* **THE REQUEST**: Pick every line with "Rorate" from the material below.

* **DATA FOR THE TASK**:
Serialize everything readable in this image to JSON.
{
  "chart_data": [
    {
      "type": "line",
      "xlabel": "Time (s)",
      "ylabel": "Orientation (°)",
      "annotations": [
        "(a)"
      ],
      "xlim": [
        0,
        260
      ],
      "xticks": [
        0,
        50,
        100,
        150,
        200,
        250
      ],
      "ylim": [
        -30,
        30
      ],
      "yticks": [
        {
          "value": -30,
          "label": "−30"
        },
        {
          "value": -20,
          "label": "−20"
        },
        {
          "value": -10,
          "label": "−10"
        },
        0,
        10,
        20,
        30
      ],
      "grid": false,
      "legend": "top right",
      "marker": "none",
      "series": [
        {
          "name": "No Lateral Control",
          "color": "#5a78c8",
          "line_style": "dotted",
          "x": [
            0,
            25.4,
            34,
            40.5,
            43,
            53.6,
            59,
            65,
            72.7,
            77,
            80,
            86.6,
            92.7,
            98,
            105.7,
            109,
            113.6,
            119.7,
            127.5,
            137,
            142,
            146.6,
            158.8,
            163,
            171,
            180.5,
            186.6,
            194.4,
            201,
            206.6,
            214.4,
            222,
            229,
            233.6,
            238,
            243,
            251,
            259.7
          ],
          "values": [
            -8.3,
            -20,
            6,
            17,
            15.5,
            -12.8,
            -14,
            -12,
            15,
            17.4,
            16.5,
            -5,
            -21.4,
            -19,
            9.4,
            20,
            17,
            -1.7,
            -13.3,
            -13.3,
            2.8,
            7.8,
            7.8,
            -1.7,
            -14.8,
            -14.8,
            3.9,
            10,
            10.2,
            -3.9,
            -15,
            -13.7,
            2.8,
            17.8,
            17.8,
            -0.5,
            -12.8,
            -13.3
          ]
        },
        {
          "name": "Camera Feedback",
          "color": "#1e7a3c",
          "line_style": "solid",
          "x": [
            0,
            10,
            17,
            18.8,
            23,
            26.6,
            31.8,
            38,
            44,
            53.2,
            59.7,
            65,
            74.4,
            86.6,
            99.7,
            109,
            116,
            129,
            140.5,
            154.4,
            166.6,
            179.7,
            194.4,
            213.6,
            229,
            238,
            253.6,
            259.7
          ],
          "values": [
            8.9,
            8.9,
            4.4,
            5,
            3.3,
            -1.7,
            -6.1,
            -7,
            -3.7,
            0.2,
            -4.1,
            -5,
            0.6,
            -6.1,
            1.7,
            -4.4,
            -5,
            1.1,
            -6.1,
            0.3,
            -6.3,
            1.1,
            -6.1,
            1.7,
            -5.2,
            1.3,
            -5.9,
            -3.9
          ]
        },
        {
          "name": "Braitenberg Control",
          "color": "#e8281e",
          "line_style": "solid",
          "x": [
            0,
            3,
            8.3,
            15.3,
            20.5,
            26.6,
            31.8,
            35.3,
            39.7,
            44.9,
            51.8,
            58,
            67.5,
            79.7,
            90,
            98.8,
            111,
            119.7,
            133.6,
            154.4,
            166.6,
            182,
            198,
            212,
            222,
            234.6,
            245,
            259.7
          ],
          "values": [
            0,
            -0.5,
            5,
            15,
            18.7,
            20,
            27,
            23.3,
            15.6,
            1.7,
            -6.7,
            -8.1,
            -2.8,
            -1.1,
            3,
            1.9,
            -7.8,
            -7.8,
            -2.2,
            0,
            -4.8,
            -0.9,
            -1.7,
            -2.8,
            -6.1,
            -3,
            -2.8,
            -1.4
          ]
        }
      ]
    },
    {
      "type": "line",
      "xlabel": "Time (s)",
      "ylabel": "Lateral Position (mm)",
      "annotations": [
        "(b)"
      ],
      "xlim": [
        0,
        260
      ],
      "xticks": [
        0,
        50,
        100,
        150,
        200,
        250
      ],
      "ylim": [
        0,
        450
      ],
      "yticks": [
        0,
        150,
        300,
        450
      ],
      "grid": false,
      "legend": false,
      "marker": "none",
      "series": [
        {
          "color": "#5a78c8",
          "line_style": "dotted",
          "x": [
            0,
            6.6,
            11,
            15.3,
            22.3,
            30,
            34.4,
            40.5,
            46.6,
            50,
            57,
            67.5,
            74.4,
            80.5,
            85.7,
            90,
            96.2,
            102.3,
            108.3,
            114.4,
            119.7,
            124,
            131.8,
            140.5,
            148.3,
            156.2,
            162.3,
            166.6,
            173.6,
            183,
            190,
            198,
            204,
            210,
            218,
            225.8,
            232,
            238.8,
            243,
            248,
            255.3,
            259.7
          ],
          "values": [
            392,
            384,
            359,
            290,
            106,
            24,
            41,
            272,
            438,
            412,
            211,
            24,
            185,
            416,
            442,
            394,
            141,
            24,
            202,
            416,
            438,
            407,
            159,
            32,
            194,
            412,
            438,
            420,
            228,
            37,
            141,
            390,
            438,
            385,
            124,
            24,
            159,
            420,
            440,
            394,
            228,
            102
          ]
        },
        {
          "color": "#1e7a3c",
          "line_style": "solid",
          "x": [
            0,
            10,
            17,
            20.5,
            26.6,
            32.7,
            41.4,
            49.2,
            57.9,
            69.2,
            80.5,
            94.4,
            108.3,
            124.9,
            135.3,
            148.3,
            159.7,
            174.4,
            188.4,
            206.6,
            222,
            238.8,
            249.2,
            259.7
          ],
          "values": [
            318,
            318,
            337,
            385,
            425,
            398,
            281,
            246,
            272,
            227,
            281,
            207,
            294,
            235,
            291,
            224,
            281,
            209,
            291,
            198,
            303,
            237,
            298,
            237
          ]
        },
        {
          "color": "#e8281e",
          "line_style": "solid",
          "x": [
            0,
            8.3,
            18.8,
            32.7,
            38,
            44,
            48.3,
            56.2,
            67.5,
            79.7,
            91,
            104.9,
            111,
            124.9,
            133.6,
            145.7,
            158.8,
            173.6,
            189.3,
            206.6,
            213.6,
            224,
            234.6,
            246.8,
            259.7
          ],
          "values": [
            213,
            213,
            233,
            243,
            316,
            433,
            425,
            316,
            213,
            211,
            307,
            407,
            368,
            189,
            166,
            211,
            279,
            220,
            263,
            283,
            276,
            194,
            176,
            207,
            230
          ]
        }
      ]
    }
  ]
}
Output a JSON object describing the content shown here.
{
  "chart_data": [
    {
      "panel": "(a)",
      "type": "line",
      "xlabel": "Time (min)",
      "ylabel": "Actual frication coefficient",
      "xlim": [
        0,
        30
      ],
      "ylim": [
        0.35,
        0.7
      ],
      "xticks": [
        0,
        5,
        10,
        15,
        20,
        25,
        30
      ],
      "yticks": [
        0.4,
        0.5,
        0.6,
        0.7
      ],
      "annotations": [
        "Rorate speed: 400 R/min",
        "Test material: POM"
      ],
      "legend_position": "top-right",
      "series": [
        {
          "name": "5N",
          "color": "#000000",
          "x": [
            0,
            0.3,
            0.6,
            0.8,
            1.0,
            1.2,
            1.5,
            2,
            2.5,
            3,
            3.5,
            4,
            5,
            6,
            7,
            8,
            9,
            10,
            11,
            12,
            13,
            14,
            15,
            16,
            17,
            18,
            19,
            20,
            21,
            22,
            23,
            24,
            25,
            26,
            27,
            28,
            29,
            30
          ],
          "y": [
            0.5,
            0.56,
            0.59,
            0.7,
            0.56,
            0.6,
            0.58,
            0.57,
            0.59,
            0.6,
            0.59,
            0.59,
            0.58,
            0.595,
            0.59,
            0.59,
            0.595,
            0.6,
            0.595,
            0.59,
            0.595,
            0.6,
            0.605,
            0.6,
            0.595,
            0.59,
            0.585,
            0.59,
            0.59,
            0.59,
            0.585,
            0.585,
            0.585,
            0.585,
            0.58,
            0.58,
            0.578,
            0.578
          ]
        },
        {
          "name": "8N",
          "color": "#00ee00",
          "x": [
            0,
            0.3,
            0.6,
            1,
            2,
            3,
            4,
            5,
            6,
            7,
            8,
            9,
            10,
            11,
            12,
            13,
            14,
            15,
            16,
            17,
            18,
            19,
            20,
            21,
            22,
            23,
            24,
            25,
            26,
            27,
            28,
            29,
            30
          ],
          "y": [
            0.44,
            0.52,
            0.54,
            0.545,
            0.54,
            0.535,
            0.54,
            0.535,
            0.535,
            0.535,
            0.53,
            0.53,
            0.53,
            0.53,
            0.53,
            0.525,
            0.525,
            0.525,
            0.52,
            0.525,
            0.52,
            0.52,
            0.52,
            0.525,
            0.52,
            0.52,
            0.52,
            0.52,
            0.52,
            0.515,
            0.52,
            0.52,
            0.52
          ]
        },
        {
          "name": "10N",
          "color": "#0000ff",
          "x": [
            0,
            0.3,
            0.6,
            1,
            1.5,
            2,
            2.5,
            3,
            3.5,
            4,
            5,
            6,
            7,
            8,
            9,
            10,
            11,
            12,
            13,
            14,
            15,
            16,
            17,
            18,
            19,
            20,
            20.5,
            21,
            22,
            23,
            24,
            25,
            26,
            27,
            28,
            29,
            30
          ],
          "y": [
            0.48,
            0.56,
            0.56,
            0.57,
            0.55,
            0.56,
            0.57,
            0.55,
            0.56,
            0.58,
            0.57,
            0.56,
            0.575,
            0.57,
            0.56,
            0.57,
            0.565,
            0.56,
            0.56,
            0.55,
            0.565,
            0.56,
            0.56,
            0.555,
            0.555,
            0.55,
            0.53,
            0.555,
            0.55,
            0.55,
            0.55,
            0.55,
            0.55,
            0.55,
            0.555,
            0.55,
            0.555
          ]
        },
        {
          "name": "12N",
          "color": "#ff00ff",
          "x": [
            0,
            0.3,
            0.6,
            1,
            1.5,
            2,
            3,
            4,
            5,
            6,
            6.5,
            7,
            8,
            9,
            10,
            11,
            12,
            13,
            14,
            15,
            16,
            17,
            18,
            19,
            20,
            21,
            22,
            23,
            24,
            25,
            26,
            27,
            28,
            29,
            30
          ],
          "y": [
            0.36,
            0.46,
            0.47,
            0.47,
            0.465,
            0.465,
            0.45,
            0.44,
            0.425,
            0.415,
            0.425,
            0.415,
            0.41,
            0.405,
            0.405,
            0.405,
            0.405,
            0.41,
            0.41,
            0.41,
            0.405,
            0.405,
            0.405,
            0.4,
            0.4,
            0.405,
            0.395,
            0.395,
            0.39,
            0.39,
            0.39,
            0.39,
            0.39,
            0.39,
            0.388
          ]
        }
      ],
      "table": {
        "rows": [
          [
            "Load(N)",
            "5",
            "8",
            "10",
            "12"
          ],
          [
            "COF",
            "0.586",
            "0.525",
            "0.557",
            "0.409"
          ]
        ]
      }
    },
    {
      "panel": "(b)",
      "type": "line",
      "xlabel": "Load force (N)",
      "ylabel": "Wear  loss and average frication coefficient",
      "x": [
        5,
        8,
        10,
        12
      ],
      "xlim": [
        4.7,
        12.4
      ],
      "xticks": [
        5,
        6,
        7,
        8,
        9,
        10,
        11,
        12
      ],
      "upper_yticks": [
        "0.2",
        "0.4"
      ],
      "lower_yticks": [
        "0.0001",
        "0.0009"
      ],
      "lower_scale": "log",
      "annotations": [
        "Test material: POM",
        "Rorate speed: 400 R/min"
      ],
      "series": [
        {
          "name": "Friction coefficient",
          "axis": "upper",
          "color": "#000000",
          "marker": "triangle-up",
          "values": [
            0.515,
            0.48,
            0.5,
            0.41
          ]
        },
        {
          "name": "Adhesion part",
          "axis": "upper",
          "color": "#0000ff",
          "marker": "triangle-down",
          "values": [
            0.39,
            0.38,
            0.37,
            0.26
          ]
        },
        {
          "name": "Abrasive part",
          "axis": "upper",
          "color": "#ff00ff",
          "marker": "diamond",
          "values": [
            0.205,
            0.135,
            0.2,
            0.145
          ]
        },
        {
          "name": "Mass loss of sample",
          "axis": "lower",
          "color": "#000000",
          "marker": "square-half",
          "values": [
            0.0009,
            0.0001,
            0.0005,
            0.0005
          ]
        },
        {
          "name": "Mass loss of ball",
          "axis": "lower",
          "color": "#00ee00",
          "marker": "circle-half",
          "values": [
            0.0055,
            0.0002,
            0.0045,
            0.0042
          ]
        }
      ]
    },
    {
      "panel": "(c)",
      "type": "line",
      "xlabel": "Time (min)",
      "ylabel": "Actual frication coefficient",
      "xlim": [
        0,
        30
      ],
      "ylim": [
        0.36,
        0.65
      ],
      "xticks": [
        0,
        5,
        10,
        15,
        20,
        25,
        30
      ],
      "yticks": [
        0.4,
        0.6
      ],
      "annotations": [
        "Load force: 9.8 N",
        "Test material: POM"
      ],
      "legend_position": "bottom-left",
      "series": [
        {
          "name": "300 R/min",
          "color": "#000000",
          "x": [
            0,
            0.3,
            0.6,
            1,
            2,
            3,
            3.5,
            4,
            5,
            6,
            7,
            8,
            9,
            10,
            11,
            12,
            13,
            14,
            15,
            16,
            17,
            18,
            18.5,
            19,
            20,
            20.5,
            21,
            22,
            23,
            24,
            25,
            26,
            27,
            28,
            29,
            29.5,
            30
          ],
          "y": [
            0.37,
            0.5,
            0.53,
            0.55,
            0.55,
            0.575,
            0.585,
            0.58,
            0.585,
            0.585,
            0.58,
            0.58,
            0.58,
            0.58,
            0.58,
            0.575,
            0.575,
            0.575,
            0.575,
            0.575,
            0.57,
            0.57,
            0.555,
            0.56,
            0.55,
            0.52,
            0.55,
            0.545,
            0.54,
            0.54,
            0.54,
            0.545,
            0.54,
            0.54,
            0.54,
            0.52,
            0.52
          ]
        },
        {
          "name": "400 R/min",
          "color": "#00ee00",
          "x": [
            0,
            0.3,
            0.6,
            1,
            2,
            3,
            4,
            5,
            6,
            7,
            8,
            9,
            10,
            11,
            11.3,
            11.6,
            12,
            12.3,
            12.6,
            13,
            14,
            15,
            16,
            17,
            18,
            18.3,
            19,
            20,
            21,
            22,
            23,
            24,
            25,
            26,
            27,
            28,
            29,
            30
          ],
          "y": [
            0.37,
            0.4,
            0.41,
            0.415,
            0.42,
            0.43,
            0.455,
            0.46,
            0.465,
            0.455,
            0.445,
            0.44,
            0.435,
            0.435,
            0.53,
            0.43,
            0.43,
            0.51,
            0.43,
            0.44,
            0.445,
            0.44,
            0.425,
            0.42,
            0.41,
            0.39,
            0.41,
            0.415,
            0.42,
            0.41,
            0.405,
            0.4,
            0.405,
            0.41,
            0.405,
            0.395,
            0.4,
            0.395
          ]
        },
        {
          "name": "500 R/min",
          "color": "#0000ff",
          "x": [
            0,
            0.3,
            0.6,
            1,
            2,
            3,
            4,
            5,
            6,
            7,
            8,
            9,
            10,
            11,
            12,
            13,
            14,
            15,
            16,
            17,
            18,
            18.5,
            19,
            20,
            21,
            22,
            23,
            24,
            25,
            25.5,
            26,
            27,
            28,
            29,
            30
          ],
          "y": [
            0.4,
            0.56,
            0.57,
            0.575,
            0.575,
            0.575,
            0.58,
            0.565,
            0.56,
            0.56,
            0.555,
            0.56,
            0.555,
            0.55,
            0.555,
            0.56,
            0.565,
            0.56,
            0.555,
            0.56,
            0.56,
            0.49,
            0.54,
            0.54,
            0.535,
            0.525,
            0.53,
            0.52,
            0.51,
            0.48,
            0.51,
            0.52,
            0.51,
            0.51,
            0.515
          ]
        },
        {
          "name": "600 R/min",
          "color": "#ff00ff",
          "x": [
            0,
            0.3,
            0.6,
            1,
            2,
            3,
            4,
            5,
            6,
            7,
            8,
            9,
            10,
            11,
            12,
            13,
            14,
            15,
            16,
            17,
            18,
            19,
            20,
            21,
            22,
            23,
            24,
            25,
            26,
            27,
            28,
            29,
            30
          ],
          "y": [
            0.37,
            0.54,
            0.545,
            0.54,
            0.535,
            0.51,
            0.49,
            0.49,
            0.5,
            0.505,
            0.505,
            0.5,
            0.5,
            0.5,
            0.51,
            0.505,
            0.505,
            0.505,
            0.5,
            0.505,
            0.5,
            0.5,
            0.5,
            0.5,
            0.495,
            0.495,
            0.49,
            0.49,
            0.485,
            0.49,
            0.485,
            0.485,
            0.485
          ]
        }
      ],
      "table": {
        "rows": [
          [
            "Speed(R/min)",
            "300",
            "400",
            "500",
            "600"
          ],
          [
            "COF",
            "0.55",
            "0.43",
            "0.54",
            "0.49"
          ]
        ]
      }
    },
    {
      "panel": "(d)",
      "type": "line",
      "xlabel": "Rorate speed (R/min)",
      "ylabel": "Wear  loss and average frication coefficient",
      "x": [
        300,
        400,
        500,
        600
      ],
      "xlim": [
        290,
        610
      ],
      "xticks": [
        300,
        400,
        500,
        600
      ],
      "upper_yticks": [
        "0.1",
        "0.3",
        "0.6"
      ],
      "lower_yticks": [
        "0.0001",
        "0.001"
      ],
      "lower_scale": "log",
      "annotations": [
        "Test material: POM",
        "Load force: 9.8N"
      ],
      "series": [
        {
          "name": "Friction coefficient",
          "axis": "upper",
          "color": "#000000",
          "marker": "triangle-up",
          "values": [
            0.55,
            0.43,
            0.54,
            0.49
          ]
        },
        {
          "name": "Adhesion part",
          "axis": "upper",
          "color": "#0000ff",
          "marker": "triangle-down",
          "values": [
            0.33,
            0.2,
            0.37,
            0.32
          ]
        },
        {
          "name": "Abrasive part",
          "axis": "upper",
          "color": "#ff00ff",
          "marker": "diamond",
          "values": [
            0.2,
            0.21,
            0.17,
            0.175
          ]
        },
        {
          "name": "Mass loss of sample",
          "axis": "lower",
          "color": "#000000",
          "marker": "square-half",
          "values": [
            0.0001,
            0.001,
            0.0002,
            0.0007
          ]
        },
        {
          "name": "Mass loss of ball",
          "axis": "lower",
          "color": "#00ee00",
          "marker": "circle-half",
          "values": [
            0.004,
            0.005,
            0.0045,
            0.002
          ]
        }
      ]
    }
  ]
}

* **COMPLETE RESPONSE**:
        "Rorate speed: 400 R/min",
        "Rorate speed: 400 R/min"
      "xlabel": "Rorate speed (R/min)",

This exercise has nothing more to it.